What the exercise asks:
Filter the records below for the word "name". Copy each line that holds it.

Exercise materials:

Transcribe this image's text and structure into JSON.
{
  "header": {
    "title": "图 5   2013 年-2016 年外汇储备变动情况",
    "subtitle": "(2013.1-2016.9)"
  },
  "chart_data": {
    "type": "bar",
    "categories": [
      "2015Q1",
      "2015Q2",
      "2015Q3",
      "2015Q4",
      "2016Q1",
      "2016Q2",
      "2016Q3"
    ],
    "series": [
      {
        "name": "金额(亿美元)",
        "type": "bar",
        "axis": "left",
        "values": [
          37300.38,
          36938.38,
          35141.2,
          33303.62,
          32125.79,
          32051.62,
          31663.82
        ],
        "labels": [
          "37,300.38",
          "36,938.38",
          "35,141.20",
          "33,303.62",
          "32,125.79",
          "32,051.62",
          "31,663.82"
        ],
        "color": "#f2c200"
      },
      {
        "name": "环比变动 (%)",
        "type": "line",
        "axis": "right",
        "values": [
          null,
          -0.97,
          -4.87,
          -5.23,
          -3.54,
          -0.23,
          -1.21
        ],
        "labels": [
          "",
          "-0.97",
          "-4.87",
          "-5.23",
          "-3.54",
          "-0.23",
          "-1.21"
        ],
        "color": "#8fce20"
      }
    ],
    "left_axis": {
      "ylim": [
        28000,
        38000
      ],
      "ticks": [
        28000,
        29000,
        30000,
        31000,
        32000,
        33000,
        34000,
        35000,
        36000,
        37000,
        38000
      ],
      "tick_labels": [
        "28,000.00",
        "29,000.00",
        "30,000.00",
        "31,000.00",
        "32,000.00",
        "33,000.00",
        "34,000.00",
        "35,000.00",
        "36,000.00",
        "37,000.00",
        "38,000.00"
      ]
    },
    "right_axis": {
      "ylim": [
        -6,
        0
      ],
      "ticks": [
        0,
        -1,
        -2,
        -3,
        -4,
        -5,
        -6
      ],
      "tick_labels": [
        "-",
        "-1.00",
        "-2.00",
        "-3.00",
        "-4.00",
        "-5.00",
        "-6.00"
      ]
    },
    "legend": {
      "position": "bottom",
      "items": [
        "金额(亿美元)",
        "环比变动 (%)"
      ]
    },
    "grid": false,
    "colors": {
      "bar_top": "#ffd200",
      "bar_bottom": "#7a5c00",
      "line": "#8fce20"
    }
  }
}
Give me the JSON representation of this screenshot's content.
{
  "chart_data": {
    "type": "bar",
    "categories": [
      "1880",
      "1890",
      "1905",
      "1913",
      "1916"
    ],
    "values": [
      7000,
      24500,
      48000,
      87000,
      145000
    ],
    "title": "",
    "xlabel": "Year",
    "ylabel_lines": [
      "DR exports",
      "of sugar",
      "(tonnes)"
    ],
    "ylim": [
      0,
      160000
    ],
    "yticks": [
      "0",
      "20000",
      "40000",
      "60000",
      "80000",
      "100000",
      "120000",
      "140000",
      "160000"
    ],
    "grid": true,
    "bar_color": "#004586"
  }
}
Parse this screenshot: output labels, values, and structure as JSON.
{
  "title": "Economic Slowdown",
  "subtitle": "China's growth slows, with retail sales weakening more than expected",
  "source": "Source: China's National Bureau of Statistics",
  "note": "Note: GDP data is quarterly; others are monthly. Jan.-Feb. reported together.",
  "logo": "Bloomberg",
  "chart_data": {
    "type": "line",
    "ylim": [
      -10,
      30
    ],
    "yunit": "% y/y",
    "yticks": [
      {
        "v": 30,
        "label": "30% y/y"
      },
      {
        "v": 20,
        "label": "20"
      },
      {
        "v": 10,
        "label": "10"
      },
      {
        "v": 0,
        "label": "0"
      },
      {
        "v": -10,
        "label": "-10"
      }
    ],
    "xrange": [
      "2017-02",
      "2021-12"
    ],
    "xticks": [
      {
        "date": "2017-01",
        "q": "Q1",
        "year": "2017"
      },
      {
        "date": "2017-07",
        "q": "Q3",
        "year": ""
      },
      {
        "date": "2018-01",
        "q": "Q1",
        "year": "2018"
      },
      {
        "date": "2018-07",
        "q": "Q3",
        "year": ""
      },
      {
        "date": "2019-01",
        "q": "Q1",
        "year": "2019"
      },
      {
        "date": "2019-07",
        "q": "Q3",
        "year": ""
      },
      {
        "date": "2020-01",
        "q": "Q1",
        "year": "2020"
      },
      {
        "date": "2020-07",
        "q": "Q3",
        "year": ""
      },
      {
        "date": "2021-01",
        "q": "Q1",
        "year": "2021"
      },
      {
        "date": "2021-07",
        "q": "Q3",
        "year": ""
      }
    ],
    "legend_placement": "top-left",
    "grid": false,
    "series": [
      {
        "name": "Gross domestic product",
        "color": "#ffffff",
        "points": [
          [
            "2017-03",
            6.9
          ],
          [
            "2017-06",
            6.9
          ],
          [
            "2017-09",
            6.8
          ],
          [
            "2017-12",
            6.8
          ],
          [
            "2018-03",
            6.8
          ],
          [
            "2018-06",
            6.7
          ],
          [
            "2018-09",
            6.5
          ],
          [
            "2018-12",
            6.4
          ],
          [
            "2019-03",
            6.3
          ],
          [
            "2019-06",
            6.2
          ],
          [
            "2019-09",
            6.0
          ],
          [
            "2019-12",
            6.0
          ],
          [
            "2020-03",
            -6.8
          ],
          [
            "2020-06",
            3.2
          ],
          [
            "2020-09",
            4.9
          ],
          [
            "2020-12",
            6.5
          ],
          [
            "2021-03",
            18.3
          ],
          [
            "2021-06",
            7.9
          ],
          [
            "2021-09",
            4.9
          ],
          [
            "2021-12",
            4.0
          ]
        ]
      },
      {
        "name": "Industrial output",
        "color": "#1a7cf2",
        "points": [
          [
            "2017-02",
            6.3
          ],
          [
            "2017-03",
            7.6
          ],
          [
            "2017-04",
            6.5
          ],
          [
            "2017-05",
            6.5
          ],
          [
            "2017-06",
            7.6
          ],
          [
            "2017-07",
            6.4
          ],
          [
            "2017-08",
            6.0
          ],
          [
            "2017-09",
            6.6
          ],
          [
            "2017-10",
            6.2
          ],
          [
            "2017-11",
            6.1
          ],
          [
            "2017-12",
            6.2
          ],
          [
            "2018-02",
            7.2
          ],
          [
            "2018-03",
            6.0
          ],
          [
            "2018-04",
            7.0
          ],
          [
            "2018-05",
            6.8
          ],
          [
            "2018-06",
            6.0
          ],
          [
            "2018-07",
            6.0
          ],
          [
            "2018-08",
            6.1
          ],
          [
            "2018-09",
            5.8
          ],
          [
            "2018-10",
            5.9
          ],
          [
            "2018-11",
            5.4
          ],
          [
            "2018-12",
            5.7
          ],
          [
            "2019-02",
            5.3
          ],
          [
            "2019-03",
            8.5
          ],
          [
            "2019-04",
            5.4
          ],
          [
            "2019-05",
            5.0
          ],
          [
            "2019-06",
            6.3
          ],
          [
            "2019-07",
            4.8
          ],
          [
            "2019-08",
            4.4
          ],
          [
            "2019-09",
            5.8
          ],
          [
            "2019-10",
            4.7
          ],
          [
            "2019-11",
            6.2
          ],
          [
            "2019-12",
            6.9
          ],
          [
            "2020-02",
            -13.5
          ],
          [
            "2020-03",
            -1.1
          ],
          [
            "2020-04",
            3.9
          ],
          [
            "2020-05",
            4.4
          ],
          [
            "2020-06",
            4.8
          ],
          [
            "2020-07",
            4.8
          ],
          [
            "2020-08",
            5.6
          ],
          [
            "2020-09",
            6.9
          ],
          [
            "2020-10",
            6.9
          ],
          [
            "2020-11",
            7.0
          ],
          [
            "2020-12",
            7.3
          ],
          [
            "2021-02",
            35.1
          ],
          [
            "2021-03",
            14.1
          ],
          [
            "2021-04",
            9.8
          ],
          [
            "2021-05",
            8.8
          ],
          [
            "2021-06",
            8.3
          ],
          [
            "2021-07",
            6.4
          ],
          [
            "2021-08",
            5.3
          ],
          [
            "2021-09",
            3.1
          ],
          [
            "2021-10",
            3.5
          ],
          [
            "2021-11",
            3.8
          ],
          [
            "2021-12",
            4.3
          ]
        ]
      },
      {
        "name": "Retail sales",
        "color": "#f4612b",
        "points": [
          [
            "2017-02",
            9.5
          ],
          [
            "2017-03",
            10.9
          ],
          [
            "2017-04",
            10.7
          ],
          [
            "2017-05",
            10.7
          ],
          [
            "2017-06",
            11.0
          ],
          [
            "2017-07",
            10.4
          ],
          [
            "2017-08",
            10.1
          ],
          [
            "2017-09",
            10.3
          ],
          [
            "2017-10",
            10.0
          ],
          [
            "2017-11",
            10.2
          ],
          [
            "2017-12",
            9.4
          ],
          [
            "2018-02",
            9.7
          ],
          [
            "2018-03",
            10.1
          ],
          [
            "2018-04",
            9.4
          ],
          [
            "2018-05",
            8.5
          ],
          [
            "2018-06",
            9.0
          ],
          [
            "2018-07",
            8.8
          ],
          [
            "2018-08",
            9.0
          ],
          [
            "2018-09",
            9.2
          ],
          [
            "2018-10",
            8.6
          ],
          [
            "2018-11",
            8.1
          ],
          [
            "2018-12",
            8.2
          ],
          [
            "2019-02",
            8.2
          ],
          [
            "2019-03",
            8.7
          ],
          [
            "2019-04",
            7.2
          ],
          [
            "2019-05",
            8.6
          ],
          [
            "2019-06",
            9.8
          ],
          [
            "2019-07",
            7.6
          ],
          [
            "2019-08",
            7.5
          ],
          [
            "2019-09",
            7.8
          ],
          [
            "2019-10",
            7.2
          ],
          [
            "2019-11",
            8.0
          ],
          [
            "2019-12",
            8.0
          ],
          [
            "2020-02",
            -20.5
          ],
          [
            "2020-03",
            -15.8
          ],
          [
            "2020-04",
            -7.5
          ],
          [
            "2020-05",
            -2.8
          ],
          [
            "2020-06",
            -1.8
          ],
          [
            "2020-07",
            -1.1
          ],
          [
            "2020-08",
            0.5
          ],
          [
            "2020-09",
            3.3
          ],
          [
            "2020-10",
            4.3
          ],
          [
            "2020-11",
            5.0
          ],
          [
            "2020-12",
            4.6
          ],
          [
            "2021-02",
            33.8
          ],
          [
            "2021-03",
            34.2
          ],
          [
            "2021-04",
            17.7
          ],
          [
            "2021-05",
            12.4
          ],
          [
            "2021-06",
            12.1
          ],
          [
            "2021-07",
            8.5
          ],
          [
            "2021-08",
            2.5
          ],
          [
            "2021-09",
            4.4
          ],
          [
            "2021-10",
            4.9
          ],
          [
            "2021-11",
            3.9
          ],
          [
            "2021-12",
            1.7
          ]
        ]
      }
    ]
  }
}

Reply to the exercise:
        "name": "金额(亿美元)",
        "name": "环比变动 (%)",
        "name": "Gross domestic product",
        "name": "Industrial output",
        "name": "Retail sales",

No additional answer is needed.